Journal of Medicinal Chemistry


Volume 55, Number 9


, Pages 4220-4230

Type of Work:

Article | Post-print: After Peer Review


The measles virus (MeV), a member of the paramyxovirus family, is an important cause of pediatric morbidity and mortality worldwide. In an effort to provide therapeutic treatments for improved measles management, we previously identified a small, non-nucleoside organic inhibitor of the viral RNA-dependent RNA polymerase (RdRp) by means of high-throughput screening (HTS). Subsequent structure-activity relationship (SAR) studies around the corresponding pyrazole carboxamide scaffold led to the discovery of 2 (AS-136a), a first generation lead with low nanomolar potency against life MeV and attractive physical properties suitable for development. However, its poor water solubility and low oral bioavailability (F) in the rat suggested that the lead could benefit from further SAR studies to improve the biophysical characteristics of the compound. Optimization of in vitro potency and aqueous solubility led to the discovery of 2o (ERDRP-00519), a potent inhibitor of MeV (EC50 = 60 nM) with aqueous solubility of approximately 60 μg/ml. The agent shows a 10-fold exposure (AUC/Cmax) increase in the rat model relative to 2, displays near dose proportionality in the range of 10 mg/kg to 50 mg/kg, and exhibits good oral bioavailability (F = 39%) in the rat. The significant solubility increase appears linked to the improved oral bioavailability.

*GIVEN DATA*
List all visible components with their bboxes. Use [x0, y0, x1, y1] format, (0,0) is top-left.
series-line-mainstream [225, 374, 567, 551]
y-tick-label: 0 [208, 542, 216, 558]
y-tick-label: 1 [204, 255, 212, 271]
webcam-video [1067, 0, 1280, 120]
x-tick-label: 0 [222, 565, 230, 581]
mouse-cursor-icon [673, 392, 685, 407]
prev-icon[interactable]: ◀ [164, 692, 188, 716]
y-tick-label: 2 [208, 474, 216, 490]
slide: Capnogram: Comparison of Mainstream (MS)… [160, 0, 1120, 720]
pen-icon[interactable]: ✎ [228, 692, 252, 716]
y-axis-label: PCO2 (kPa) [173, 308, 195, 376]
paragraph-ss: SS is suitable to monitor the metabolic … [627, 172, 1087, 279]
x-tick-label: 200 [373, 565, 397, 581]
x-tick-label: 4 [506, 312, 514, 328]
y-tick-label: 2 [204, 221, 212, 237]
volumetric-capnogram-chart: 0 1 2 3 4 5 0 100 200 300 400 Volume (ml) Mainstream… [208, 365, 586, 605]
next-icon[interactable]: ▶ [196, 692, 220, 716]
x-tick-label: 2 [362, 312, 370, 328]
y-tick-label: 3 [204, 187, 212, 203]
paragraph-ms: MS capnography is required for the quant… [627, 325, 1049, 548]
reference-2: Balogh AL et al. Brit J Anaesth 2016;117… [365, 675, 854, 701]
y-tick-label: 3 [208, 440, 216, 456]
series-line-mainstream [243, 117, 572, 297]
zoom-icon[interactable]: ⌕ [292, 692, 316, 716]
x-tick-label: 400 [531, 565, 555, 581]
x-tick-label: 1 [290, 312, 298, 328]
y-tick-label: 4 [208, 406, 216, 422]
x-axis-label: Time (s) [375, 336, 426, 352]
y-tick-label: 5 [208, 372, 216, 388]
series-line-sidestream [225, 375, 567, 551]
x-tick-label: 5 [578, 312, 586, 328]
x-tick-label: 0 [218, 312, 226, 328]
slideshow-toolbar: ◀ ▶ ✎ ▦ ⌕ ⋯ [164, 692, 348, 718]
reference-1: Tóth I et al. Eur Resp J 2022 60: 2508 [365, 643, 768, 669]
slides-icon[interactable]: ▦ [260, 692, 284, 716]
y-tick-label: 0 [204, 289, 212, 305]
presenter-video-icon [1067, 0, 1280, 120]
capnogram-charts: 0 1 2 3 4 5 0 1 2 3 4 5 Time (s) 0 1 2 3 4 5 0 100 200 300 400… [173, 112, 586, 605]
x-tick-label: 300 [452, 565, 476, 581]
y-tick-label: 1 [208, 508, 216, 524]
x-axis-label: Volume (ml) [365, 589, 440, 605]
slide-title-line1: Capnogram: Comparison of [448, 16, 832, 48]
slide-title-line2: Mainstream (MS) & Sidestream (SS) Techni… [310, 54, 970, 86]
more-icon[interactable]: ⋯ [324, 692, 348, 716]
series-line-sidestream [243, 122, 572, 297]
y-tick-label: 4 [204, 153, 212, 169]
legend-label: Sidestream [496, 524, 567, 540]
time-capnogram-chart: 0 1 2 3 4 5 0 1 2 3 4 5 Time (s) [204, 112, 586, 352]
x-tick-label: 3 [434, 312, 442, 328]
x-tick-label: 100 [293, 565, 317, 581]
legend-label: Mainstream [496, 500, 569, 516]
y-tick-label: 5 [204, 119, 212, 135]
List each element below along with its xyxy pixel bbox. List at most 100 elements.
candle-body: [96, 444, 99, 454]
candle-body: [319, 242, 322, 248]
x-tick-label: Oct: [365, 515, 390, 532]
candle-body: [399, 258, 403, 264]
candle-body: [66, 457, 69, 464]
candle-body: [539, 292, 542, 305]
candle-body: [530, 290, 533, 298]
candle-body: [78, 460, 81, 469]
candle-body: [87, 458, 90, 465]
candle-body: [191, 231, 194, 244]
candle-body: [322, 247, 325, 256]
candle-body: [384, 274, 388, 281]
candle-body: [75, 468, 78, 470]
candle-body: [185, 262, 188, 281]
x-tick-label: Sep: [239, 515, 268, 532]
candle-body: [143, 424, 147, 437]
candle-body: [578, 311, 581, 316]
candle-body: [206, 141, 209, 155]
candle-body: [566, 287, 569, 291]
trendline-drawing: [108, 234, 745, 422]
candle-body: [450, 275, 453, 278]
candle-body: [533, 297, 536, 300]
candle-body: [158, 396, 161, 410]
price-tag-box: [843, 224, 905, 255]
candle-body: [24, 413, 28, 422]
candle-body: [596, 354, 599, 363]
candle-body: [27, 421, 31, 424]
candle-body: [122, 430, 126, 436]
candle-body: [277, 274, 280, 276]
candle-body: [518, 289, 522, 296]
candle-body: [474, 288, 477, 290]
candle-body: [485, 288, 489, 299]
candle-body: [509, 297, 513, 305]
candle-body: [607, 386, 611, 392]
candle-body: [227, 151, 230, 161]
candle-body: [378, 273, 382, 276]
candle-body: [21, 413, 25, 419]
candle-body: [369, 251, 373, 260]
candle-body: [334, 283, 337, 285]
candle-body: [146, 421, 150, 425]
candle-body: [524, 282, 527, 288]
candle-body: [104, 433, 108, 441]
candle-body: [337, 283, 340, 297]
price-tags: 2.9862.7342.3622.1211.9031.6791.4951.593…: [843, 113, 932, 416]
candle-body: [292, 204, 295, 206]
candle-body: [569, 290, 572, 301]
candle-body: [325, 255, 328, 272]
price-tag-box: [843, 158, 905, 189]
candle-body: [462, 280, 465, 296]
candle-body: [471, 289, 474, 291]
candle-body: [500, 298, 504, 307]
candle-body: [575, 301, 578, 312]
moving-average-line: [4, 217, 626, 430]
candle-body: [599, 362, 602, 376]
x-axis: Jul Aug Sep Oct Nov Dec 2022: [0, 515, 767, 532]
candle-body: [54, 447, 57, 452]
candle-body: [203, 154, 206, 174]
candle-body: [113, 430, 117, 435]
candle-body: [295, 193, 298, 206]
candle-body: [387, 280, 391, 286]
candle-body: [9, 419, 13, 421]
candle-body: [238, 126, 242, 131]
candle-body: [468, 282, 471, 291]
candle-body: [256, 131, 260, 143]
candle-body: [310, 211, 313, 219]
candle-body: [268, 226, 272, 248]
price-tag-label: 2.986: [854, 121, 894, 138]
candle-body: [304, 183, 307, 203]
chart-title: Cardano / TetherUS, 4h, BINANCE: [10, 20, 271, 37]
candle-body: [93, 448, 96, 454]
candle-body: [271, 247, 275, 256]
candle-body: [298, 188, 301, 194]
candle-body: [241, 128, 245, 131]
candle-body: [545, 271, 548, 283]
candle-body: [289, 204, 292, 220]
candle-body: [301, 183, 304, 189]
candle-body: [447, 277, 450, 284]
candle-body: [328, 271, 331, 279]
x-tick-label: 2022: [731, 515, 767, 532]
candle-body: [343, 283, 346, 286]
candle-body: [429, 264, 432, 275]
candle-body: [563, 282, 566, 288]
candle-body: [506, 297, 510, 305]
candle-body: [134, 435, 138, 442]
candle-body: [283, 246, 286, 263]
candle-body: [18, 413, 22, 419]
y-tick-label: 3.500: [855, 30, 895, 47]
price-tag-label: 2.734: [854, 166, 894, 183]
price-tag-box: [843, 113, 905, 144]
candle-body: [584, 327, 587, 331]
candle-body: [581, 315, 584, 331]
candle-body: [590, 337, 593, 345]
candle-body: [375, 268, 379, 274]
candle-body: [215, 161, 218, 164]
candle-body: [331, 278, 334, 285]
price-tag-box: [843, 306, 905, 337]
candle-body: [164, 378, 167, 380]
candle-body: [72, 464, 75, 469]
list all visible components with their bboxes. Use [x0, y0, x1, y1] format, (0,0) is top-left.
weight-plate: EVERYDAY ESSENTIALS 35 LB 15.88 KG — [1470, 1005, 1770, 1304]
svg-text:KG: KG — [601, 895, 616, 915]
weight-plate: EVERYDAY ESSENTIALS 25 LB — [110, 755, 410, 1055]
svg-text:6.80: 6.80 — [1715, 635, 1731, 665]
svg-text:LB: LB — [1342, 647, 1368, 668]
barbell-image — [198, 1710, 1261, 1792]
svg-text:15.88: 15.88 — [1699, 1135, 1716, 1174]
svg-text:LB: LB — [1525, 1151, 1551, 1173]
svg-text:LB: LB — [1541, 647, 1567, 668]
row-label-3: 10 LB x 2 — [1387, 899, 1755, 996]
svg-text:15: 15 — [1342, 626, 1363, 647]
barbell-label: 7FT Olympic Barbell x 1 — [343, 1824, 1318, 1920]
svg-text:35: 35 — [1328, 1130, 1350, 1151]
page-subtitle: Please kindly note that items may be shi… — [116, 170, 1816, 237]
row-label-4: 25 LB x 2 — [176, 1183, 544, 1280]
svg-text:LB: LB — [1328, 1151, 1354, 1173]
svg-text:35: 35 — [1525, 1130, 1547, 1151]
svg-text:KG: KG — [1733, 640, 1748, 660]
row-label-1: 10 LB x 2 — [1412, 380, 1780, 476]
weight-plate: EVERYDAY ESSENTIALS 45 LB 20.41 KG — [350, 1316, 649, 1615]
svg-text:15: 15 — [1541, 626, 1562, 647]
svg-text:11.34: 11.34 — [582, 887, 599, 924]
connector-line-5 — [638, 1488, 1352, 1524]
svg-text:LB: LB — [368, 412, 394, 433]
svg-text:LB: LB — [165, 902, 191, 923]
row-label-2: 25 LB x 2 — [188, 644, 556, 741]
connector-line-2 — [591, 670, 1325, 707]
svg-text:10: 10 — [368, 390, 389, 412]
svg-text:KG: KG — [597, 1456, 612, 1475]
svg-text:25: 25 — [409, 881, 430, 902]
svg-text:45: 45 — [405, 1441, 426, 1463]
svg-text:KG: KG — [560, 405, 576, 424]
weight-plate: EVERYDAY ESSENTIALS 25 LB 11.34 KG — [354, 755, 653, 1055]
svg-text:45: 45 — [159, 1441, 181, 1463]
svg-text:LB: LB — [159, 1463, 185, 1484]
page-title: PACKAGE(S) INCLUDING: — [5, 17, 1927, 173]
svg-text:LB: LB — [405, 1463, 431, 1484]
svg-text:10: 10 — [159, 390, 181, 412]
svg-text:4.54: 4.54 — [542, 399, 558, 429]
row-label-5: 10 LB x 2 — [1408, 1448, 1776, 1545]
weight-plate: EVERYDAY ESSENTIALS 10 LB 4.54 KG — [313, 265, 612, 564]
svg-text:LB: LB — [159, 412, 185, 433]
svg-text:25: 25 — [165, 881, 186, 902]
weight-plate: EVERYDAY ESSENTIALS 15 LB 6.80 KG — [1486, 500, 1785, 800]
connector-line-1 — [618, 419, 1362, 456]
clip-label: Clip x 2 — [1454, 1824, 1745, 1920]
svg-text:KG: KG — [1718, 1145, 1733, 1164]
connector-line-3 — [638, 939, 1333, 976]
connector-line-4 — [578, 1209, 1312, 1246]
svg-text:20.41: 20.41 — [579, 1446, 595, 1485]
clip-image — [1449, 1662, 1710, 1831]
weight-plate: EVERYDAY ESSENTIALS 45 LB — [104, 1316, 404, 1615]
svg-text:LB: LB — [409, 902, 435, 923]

*WHAT YOU ARE ASKED TO DO*
Copy out the measles virus inhibitor abstract from above in full, word for word and with nothing changed.

*OUTPUT BELOW*
Journal of Medicinal Chemistry


Volume 55, Number 9


, Pages 4220-4230

Type of Work:

Article | Post-print: After Peer Review


The measles virus (MeV), a member of the paramyxovirus family, is an important cause of pediatric morbidity and mortality worldwide. In an effort to provide therapeutic treatments for improved measles management, we previously identified a small, non-nucleoside organic inhibitor of the viral RNA-dependent RNA polymerase (RdRp) by means of high-throughput screening (HTS). Subsequent structure-activity relationship (SAR) studies around the corresponding pyrazole carboxamide scaffold led to the discovery of 2 (AS-136a), a first generation lead with low nanomolar potency against life MeV and attractive physical properties suitable for development. However, its poor water solubility and low oral bioavailability (F) in the rat suggested that the lead could benefit from further SAR studies to improve the biophysical characteristics of the compound. Optimization of in vitro potency and aqueous solubility led to the discovery of 2o (ERDRP-00519), a potent inhibitor of MeV (EC50 = 60 nM) with aqueous solubility of approximately 60 μg/ml. The agent shows a 10-fold exposure (AUC/Cmax) increase in the rat model relative to 2, displays near dose proportionality in the range of 10 mg/kg to 50 mg/kg, and exhibits good oral bioavailability (F = 39%) in the rat. The significant solubility increase appears linked to the improved oral bioavailability.